RAW RECORDS →
-------
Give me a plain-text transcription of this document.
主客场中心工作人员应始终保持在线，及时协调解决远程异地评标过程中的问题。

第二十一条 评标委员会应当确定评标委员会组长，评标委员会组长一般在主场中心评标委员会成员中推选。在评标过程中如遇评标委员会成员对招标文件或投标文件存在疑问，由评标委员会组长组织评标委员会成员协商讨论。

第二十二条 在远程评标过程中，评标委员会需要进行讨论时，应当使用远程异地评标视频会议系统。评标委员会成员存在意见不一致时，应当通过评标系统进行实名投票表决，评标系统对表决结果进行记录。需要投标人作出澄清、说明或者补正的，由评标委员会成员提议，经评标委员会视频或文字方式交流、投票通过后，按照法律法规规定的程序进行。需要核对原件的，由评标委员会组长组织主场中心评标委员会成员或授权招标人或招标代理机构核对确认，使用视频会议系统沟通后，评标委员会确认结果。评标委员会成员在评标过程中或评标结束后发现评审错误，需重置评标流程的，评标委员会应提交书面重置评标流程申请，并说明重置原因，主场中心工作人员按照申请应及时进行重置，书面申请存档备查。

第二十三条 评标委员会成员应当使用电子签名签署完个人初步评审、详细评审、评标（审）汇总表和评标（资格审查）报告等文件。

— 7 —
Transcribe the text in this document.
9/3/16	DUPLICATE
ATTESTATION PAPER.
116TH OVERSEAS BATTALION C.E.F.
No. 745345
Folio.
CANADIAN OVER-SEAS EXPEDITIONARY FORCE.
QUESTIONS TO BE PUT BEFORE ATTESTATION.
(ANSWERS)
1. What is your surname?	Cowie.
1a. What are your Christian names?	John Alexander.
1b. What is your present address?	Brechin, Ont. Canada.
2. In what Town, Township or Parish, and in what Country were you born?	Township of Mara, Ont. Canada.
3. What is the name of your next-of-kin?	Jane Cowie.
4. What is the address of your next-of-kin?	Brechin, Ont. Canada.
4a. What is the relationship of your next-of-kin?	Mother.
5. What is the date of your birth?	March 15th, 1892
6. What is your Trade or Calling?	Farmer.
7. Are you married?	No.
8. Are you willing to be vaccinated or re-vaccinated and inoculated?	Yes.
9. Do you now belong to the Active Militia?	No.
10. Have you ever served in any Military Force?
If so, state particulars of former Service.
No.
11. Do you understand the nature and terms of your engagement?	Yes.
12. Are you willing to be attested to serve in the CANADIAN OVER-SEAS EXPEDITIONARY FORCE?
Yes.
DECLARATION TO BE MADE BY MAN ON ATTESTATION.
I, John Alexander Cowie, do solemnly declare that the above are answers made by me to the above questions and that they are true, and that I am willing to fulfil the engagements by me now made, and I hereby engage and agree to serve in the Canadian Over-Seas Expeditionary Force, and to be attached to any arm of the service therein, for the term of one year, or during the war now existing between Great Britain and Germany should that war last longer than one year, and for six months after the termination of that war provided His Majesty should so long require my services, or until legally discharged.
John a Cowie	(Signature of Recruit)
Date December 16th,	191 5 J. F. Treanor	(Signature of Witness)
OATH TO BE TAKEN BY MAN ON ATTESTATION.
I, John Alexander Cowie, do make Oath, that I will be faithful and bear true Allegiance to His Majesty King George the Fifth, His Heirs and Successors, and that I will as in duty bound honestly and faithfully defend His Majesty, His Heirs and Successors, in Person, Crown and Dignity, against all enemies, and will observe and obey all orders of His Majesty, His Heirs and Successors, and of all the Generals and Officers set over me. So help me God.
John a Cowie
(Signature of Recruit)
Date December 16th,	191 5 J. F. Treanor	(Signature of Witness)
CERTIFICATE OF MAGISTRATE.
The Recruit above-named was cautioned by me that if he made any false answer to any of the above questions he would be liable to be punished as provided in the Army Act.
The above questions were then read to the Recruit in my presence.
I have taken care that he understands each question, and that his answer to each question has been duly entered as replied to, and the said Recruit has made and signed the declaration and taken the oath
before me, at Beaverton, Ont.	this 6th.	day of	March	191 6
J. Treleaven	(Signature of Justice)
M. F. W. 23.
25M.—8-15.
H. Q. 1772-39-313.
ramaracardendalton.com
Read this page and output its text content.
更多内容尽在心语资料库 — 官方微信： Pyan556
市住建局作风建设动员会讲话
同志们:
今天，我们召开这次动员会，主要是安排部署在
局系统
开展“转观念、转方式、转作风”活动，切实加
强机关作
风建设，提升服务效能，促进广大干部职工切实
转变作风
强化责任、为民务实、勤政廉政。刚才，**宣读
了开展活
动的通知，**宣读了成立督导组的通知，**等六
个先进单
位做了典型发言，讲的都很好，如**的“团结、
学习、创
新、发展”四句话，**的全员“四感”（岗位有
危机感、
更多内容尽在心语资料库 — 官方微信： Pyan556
-------
YOUR GOAL → Scan the records above, count the lines with "Cowie" in them, and give only the number.

EXERCISE SOLUTION → 6